# Windows 8 kommt bald



## ikar (14. September 2011)

Hallo Zusammen!

Gestern auf der "Build" Konferenz in Anahaim wurde der neue Windows 8 vorgestellt. Das neue Betriebsystem soll die Nachteile für Touchscreen Geräte (gegenüber Win 7 und WP 7) beheben und für alle Arten von Notebooks, Tablet PCs, Netbooks und Mobiltelefone geeignet sein. Unterstützung von ARM und Intel Hardware, Hochlauf in weniger als 8 Sekunden, neue Microsoft App-Store und komplett überarbeitete User Interface. Das sind die erläuterte Neuerungen (Kurzfassung).

Eine developer preview Version (32/64 Bit) kann man jetzt schon kostenlos vom MS Server herunterladen. Das ist wie geasagt nur die vorab Version für die Entwickler, d.h. es ist mit Instabilitäten zu rechenen, aber die erste Einsichte und Erfahrungen kann man auf jeden Fall schon sammeln.
Hier der Link:
http://msdn.microsoft.com/en-us/windows/home/

Paar Screenshots:


----------



## SE (15. September 2011)

Hmm ... ich habe meinen Rechner erst vor nem halben Jahr für Win7 aufgerüstet ... da werde ich doch jetzt nicht schon wieder dem nächsten folgen. Ich hab mir außerdem mal Marketing-Previews angesehen ... und wenn man mit diesem System noch einen "normalen" Rechner mit Maus , Tastatur und NICHT-Touch-Monitor betreiben will ist es absoluter Schwachsinn da der "normale" Desktop komplett fehlt.
Ist das jetzt von M$ angewohnheit geworden Systeme mit gerade NT-Nummern so zu vernuzen ? *Vista = NT6.0 / Win 8* ... XP *NT5.1* und Seven *NT6.1 ... WTF?* sind ja ganz in ordnung ... aber das was M$ jetzt schon wieder plant sieht mal wieder nach nem absolutem Fehlschuss aus.


----------



## ikar (15. September 2011)

Ich denke auch, dass es nix für die normalen (Maus+Tastatur) Desktops sein wird. Aber Win7 ist nun mal für die touch screen Geräte gar nicht geeignet und WP7 hat auch nur wenige überzeugt. MS kann doch den Tablett-Markt nicht ohne kampf aufgeben... Aber eine BS für alles kann ich mir nicht vorstellen, die Anforderungen sind viel zu untrschiedlich. Deswegen installiert auch keiner den android auf den desktop. Mal sehen was daraus wird


----------



## SE (16. September 2011)

Aufgabe = Nenne alle Gerätearten, für die das neue Windows 8 laut dem ersten Beitrag im Textauszug geeignet sein soll. Die Datensätze stehen für sich und gehören nicht zum Textauszug.

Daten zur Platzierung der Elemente
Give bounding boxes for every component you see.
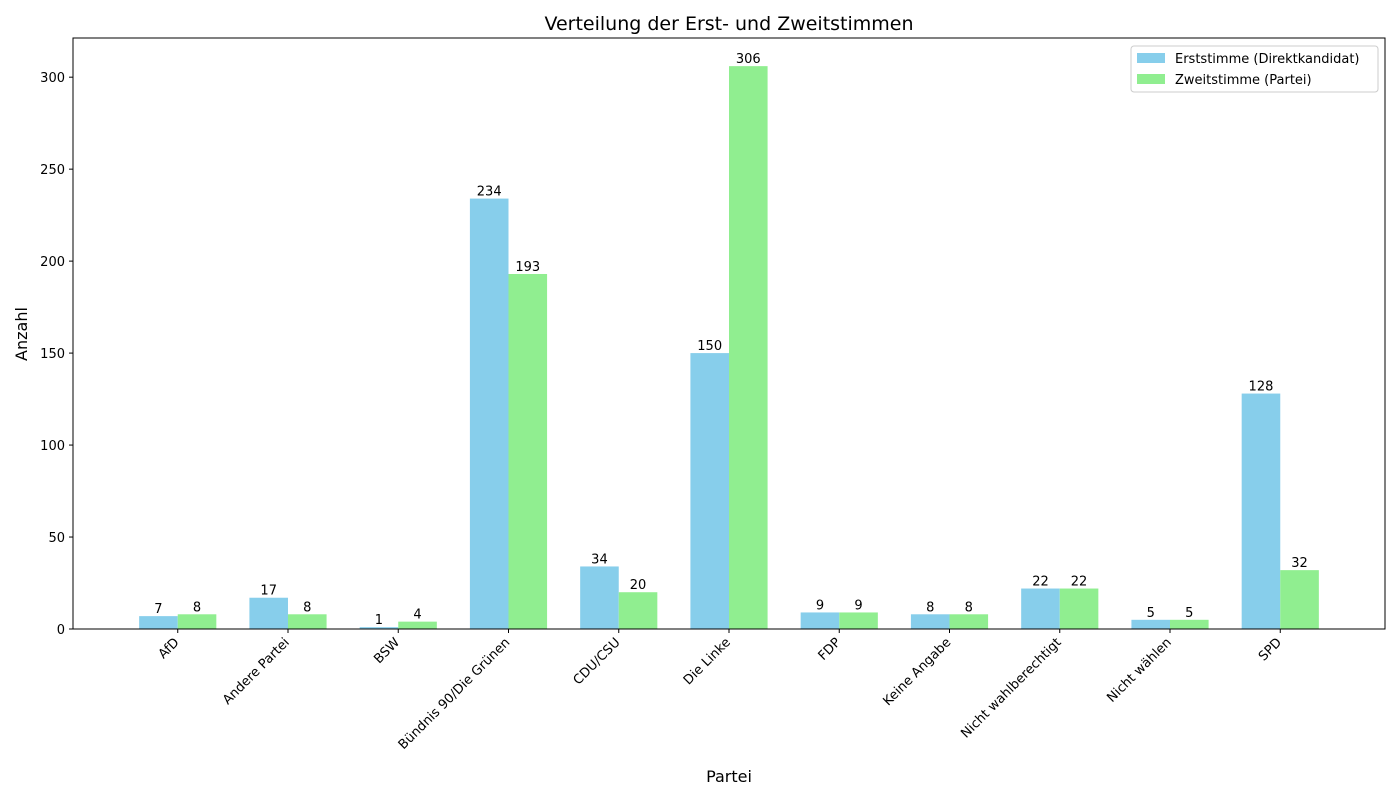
x-tick-label: BSW	[371, 635, 403, 667]
bar-value-label: 306	[736, 52, 761, 67]
bar-value-label: 32	[1291, 556, 1308, 571]
y-tick-label: 150	[40, 347, 65, 362]
bar-value-label: 8	[303, 600, 311, 615]
x-axis-title: Partei	[706, 767, 752, 786]
bar-value-label: 9	[854, 598, 862, 613]
bar-zweitstimme	[287, 614, 327, 629]
bar-value-label: 193	[515, 260, 540, 275]
bar-zweitstimme	[1059, 588, 1099, 629]
y-tick-label: 0	[57, 623, 65, 638]
bar-zweitstimme	[1170, 619, 1209, 629]
legend-swatch	[1137, 53, 1165, 63]
x-tick-label: SPD	[1256, 635, 1285, 664]
x-tick-label: CDU/CSU	[571, 635, 624, 688]
bar-value-label: 5	[1185, 606, 1193, 621]
bar-value-label: 7	[154, 602, 162, 617]
legend: Erststimme (Direktkandidat) Zweitstimme (…	[1130, 45, 1379, 93]
legend-box	[1130, 45, 1379, 93]
bar-value-label: 17	[260, 584, 277, 599]
y-tick-label: 250	[40, 163, 65, 178]
bar-erststimme	[1241, 393, 1281, 629]
x-tick-label: Nicht wählen	[1104, 635, 1174, 705]
bar-value-label: 128	[1249, 380, 1274, 395]
bar-value-label: 34	[591, 552, 608, 567]
bar-value-label: 4	[413, 608, 421, 623]
bar-zweitstimme	[729, 66, 768, 629]
bar-value-label: 150	[697, 339, 722, 354]
bar-erststimme	[249, 597, 288, 629]
legend-label: Erststimme (Direktkandidat)	[1175, 52, 1360, 67]
y-tick-label: 200	[40, 255, 65, 270]
bar-erststimme	[910, 614, 950, 629]
bar-value-label: 20	[630, 578, 647, 593]
y-tick-label: 100	[40, 439, 65, 454]
bar-erststimme	[139, 616, 178, 629]
bar-value-label: 234	[477, 185, 502, 200]
bar-erststimme	[580, 566, 619, 629]
x-tick-label: Die Linke	[681, 635, 734, 688]
bar-erststimme	[1021, 588, 1060, 629]
legend-label: Zweitstimme (Partei)	[1175, 73, 1312, 88]
x-tick-label: FDP	[816, 635, 845, 664]
bar-value-label: 22	[1071, 575, 1088, 590]
bar-value-label: 1	[375, 613, 383, 628]
bar-value-label: 9	[816, 598, 824, 613]
bar-zweitstimme	[177, 614, 217, 629]
y-tick-label: 50	[48, 531, 65, 546]
bar-value-label: 8	[193, 600, 201, 615]
bar-zweitstimme	[839, 612, 878, 629]
bar-zweitstimme	[508, 273, 548, 629]
bar-erststimme	[1131, 619, 1171, 629]
bar-erststimme	[469, 198, 509, 629]
bar-zweitstimme	[618, 592, 658, 629]
bar-zweitstimme	[398, 621, 437, 629]
y-tick-label: 300	[40, 71, 65, 86]
y-axis-title: Anzahl	[12, 307, 31, 361]
bar-value-label: 8	[965, 600, 973, 615]
bar-zweitstimme	[949, 614, 989, 629]
x-tick-label: Andere Partei	[220, 635, 293, 708]
plot-area: 7 17 1 234 34 150 9 8 22 5 128 8 8 4 193 20 306 9 8 22 5 32 0 5…	[40, 37, 1386, 753]
bar-zweitstimme	[1280, 570, 1319, 629]
bar-erststimme	[359, 627, 399, 629]
x-tick-label: Nicht wahlberechtigt	[958, 635, 1064, 741]
chart-title: Verteilung der Erst- und Zweitstimmen	[544, 13, 913, 35]
x-tick-label: Keine Angabe	[880, 635, 954, 709]
bar-value-label: 5	[1147, 606, 1155, 621]
bar-erststimme	[800, 612, 840, 629]
bar-value-label: 8	[926, 600, 934, 615]
x-tick-label: AfD	[156, 635, 183, 662]
legend-swatch	[1137, 74, 1165, 84]
bar-erststimme	[690, 353, 729, 629]
bar-value-label: 22	[1032, 575, 1049, 590]
x-tick-label: Bündnis 90/Die Grünen	[396, 635, 514, 753]
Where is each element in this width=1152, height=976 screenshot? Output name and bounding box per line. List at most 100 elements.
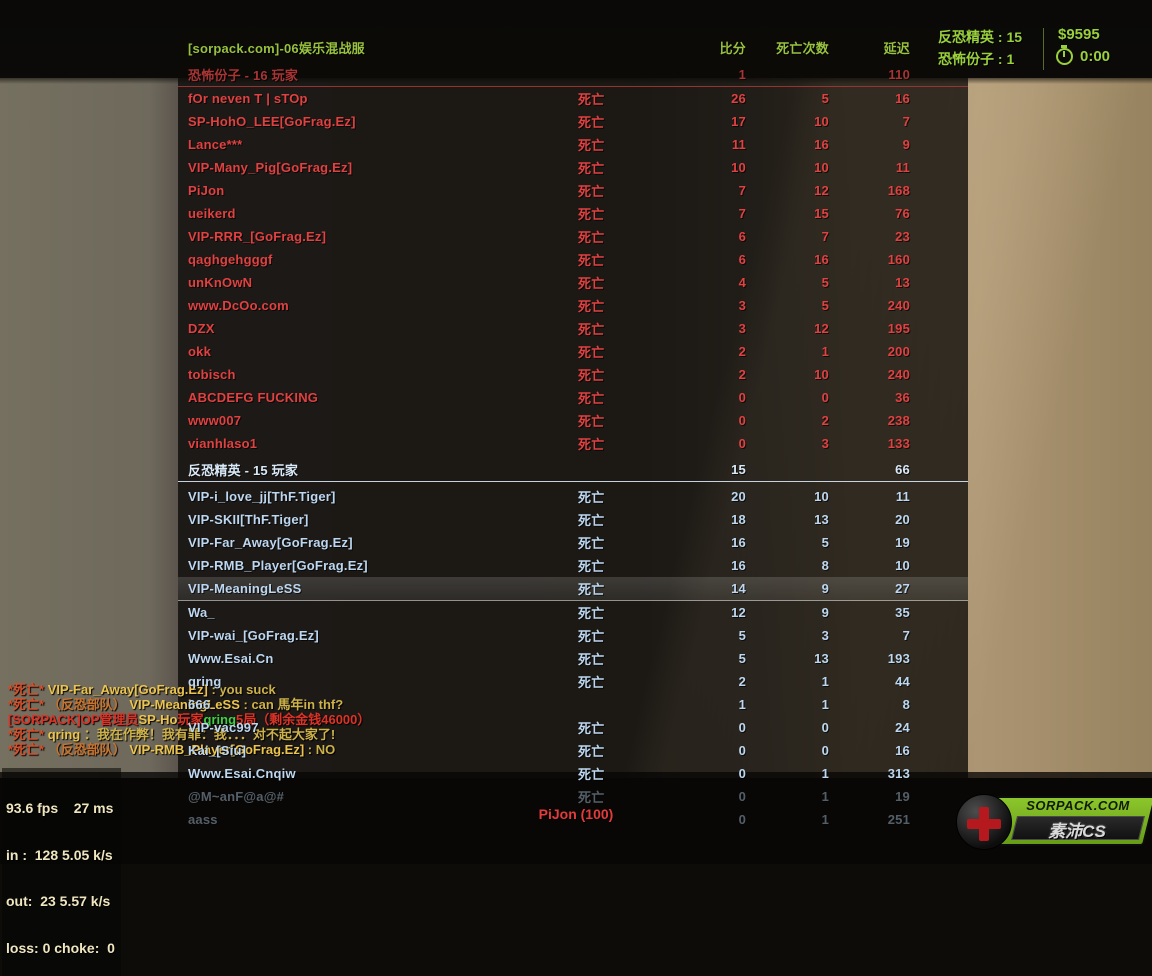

Musterlösung = Notebooks, Tablet PCs, Netbooks, Mobiltelefone